[Records from a data source]
# # # # #

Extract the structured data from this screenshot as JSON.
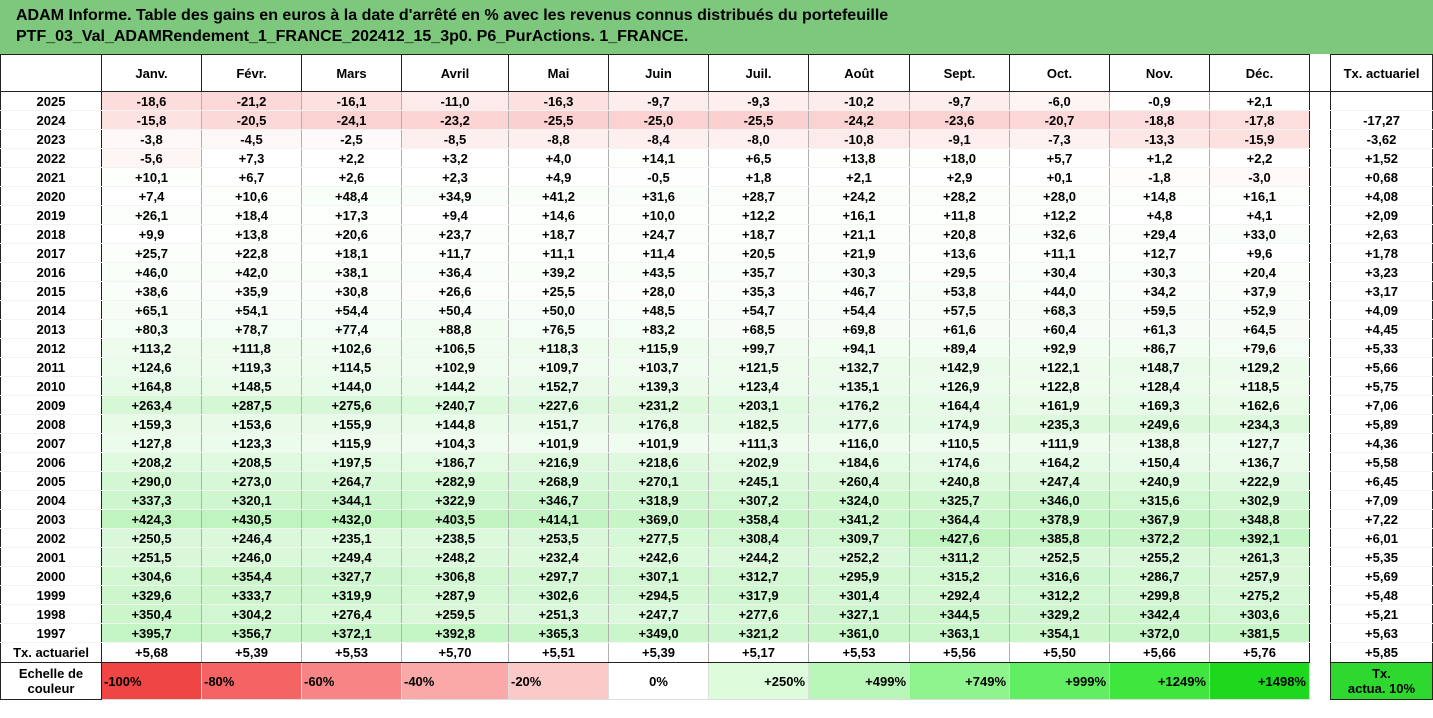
{
  "title": {
    "line1": "ADAM Informe. Table des gains en euros à la date d'arrêté en % avec les revenus connus distribués du portefeuille",
    "line2": "PTF_03_Val_ADAMRendement_1_FRANCE_202412_15_3p0. P6_PurActions. 1_FRANCE."
  },
  "months": [
    "Janv.",
    "Févr.",
    "Mars",
    "Avril",
    "Mai",
    "Juin",
    "Juil.",
    "Août",
    "Sept.",
    "Oct.",
    "Nov.",
    "Déc."
  ],
  "tx_header": "Tx. actuariel",
  "rows": [
    {
      "year": "2025",
      "v": [
        "-18,6",
        "-21,2",
        "-16,1",
        "-11,0",
        "-16,3",
        "-9,7",
        "-9,3",
        "-10,2",
        "-9,7",
        "-6,0",
        "-0,9",
        "+2,1"
      ],
      "tx": ""
    },
    {
      "year": "2024",
      "v": [
        "-15,8",
        "-20,5",
        "-24,1",
        "-23,2",
        "-25,5",
        "-25,0",
        "-25,5",
        "-24,2",
        "-23,6",
        "-20,7",
        "-18,8",
        "-17,8"
      ],
      "tx": "-17,27"
    },
    {
      "year": "2023",
      "v": [
        "-3,8",
        "-4,5",
        "-2,5",
        "-8,5",
        "-8,8",
        "-8,4",
        "-8,0",
        "-10,8",
        "-9,1",
        "-7,3",
        "-13,3",
        "-15,9"
      ],
      "tx": "-3,62"
    },
    {
      "year": "2022",
      "v": [
        "-5,6",
        "+7,3",
        "+2,2",
        "+3,2",
        "+4,0",
        "+14,1",
        "+6,5",
        "+13,8",
        "+18,0",
        "+5,7",
        "+1,2",
        "+2,2"
      ],
      "tx": "+1,52"
    },
    {
      "year": "2021",
      "v": [
        "+10,1",
        "+6,7",
        "+2,6",
        "+2,3",
        "+4,9",
        "-0,5",
        "+1,8",
        "+2,1",
        "+2,9",
        "+0,1",
        "-1,8",
        "-3,0"
      ],
      "tx": "+0,68"
    },
    {
      "year": "2020",
      "v": [
        "+7,4",
        "+10,6",
        "+48,4",
        "+34,9",
        "+41,2",
        "+31,6",
        "+28,7",
        "+24,2",
        "+28,2",
        "+28,0",
        "+14,8",
        "+16,1"
      ],
      "tx": "+4,08"
    },
    {
      "year": "2019",
      "v": [
        "+26,1",
        "+18,4",
        "+17,3",
        "+9,4",
        "+14,6",
        "+10,0",
        "+12,2",
        "+16,1",
        "+11,8",
        "+12,2",
        "+4,8",
        "+4,1"
      ],
      "tx": "+2,09"
    },
    {
      "year": "2018",
      "v": [
        "+9,9",
        "+13,8",
        "+20,6",
        "+23,7",
        "+18,7",
        "+24,7",
        "+18,7",
        "+21,1",
        "+20,8",
        "+32,6",
        "+29,4",
        "+33,0"
      ],
      "tx": "+2,63"
    },
    {
      "year": "2017",
      "v": [
        "+25,7",
        "+22,8",
        "+18,1",
        "+11,7",
        "+11,1",
        "+11,4",
        "+20,5",
        "+21,9",
        "+13,6",
        "+11,1",
        "+12,7",
        "+9,6"
      ],
      "tx": "+1,78"
    },
    {
      "year": "2016",
      "v": [
        "+46,0",
        "+42,0",
        "+38,1",
        "+36,4",
        "+39,2",
        "+43,5",
        "+35,7",
        "+30,3",
        "+29,5",
        "+30,4",
        "+30,3",
        "+20,4"
      ],
      "tx": "+3,23"
    },
    {
      "year": "2015",
      "v": [
        "+38,6",
        "+35,9",
        "+30,8",
        "+26,6",
        "+25,5",
        "+28,0",
        "+35,3",
        "+46,7",
        "+53,8",
        "+44,0",
        "+34,2",
        "+37,9"
      ],
      "tx": "+3,17"
    },
    {
      "year": "2014",
      "v": [
        "+65,1",
        "+54,1",
        "+54,4",
        "+50,4",
        "+50,0",
        "+48,5",
        "+54,7",
        "+54,4",
        "+57,5",
        "+68,3",
        "+59,5",
        "+52,9"
      ],
      "tx": "+4,09"
    },
    {
      "year": "2013",
      "v": [
        "+80,3",
        "+78,7",
        "+77,4",
        "+88,8",
        "+76,5",
        "+83,2",
        "+68,5",
        "+69,8",
        "+61,6",
        "+60,4",
        "+61,3",
        "+64,5"
      ],
      "tx": "+4,45"
    },
    {
      "year": "2012",
      "v": [
        "+113,2",
        "+111,8",
        "+102,6",
        "+106,5",
        "+118,3",
        "+115,9",
        "+99,7",
        "+94,1",
        "+89,4",
        "+92,9",
        "+86,7",
        "+79,6"
      ],
      "tx": "+5,33"
    },
    {
      "year": "2011",
      "v": [
        "+124,6",
        "+119,3",
        "+114,5",
        "+102,9",
        "+109,7",
        "+103,7",
        "+121,5",
        "+132,7",
        "+142,9",
        "+122,1",
        "+148,7",
        "+129,2"
      ],
      "tx": "+5,66"
    },
    {
      "year": "2010",
      "v": [
        "+164,8",
        "+148,5",
        "+144,0",
        "+144,2",
        "+152,7",
        "+139,3",
        "+123,4",
        "+135,1",
        "+126,9",
        "+122,8",
        "+128,4",
        "+118,5"
      ],
      "tx": "+5,75"
    },
    {
      "year": "2009",
      "v": [
        "+263,4",
        "+287,5",
        "+275,6",
        "+240,7",
        "+227,6",
        "+231,2",
        "+203,1",
        "+176,2",
        "+164,4",
        "+161,9",
        "+169,3",
        "+162,6"
      ],
      "tx": "+7,06"
    },
    {
      "year": "2008",
      "v": [
        "+159,3",
        "+153,6",
        "+155,9",
        "+144,8",
        "+151,7",
        "+176,8",
        "+182,5",
        "+177,6",
        "+174,9",
        "+235,3",
        "+249,6",
        "+234,3"
      ],
      "tx": "+5,89"
    },
    {
      "year": "2007",
      "v": [
        "+127,8",
        "+123,3",
        "+115,9",
        "+104,3",
        "+101,9",
        "+101,9",
        "+111,3",
        "+116,0",
        "+110,5",
        "+111,9",
        "+138,8",
        "+127,7"
      ],
      "tx": "+4,36"
    },
    {
      "year": "2006",
      "v": [
        "+208,2",
        "+208,5",
        "+197,5",
        "+186,7",
        "+216,9",
        "+218,6",
        "+202,9",
        "+184,6",
        "+174,6",
        "+164,2",
        "+150,4",
        "+136,7"
      ],
      "tx": "+5,58"
    },
    {
      "year": "2005",
      "v": [
        "+290,0",
        "+273,0",
        "+264,7",
        "+282,9",
        "+268,9",
        "+270,1",
        "+245,1",
        "+260,4",
        "+240,8",
        "+247,4",
        "+240,9",
        "+222,9"
      ],
      "tx": "+6,45"
    },
    {
      "year": "2004",
      "v": [
        "+337,3",
        "+320,1",
        "+344,1",
        "+322,9",
        "+346,7",
        "+318,9",
        "+307,2",
        "+324,0",
        "+325,7",
        "+346,0",
        "+315,6",
        "+302,9"
      ],
      "tx": "+7,09"
    },
    {
      "year": "2003",
      "v": [
        "+424,3",
        "+430,5",
        "+432,0",
        "+403,5",
        "+414,1",
        "+369,0",
        "+358,4",
        "+341,2",
        "+364,4",
        "+378,9",
        "+367,9",
        "+348,8"
      ],
      "tx": "+7,22"
    },
    {
      "year": "2002",
      "v": [
        "+250,5",
        "+246,4",
        "+235,1",
        "+238,5",
        "+253,5",
        "+277,5",
        "+308,4",
        "+309,7",
        "+427,6",
        "+385,8",
        "+372,2",
        "+392,1"
      ],
      "tx": "+6,01"
    },
    {
      "year": "2001",
      "v": [
        "+251,5",
        "+246,0",
        "+249,4",
        "+248,2",
        "+232,4",
        "+242,6",
        "+244,2",
        "+252,2",
        "+311,2",
        "+252,5",
        "+255,2",
        "+261,3"
      ],
      "tx": "+5,35"
    },
    {
      "year": "2000",
      "v": [
        "+304,6",
        "+354,4",
        "+327,7",
        "+306,8",
        "+297,7",
        "+307,1",
        "+312,7",
        "+295,9",
        "+315,2",
        "+316,6",
        "+286,7",
        "+257,9"
      ],
      "tx": "+5,69"
    },
    {
      "year": "1999",
      "v": [
        "+329,6",
        "+333,7",
        "+319,9",
        "+287,9",
        "+302,6",
        "+294,5",
        "+317,9",
        "+301,4",
        "+292,4",
        "+312,2",
        "+299,8",
        "+275,2"
      ],
      "tx": "+5,48"
    },
    {
      "year": "1998",
      "v": [
        "+350,4",
        "+304,2",
        "+276,4",
        "+259,5",
        "+251,3",
        "+247,7",
        "+277,6",
        "+327,1",
        "+344,5",
        "+329,2",
        "+342,4",
        "+303,6"
      ],
      "tx": "+5,21"
    },
    {
      "year": "1997",
      "v": [
        "+395,7",
        "+356,7",
        "+372,1",
        "+392,8",
        "+365,3",
        "+349,0",
        "+321,2",
        "+361,0",
        "+363,1",
        "+354,1",
        "+372,0",
        "+381,5"
      ],
      "tx": "+5,63"
    }
  ],
  "tx_row": {
    "label": "Tx. actuariel",
    "v": [
      "+5,68",
      "+5,39",
      "+5,53",
      "+5,70",
      "+5,51",
      "+5,39",
      "+5,17",
      "+5,53",
      "+5,56",
      "+5,50",
      "+5,66",
      "+5,76"
    ],
    "total": "+5,85"
  },
  "legend": {
    "label_line1": "Echelle de",
    "label_line2": "couleur",
    "items": [
      {
        "label": "-100%",
        "color": "#f04545",
        "align": "left"
      },
      {
        "label": "-80%",
        "color": "#f46464",
        "align": "left"
      },
      {
        "label": "-60%",
        "color": "#f78585",
        "align": "left"
      },
      {
        "label": "-40%",
        "color": "#faa8a8",
        "align": "left"
      },
      {
        "label": "-20%",
        "color": "#fcc9c9",
        "align": "left"
      },
      {
        "label": "0%",
        "color": "#ffffff",
        "align": "center"
      },
      {
        "label": "+250%",
        "color": "#dcfcdc",
        "align": "right"
      },
      {
        "label": "+499%",
        "color": "#b9f7b9",
        "align": "right"
      },
      {
        "label": "+749%",
        "color": "#8ef58e",
        "align": "right"
      },
      {
        "label": "+999%",
        "color": "#62ee62",
        "align": "right"
      },
      {
        "label": "+1249%",
        "color": "#3ee63e",
        "align": "right"
      },
      {
        "label": "+1498%",
        "color": "#1ed81e",
        "align": "right"
      }
    ],
    "tx_line1": "Tx.",
    "tx_line2": "actua. 10%",
    "tx_color": "#2ed82e"
  },
  "scale": {
    "neg_color": "#f04545",
    "pos_color": "#1ed81e",
    "pos_max": 1498
  }
}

# # # # #

TASK DESCRIPTION: Search the lines above for the string "actuariel" and copy each line that has it.

THE OUTPUT:
  "tx_header": "Tx. actuariel",
    "label": "Tx. actuariel",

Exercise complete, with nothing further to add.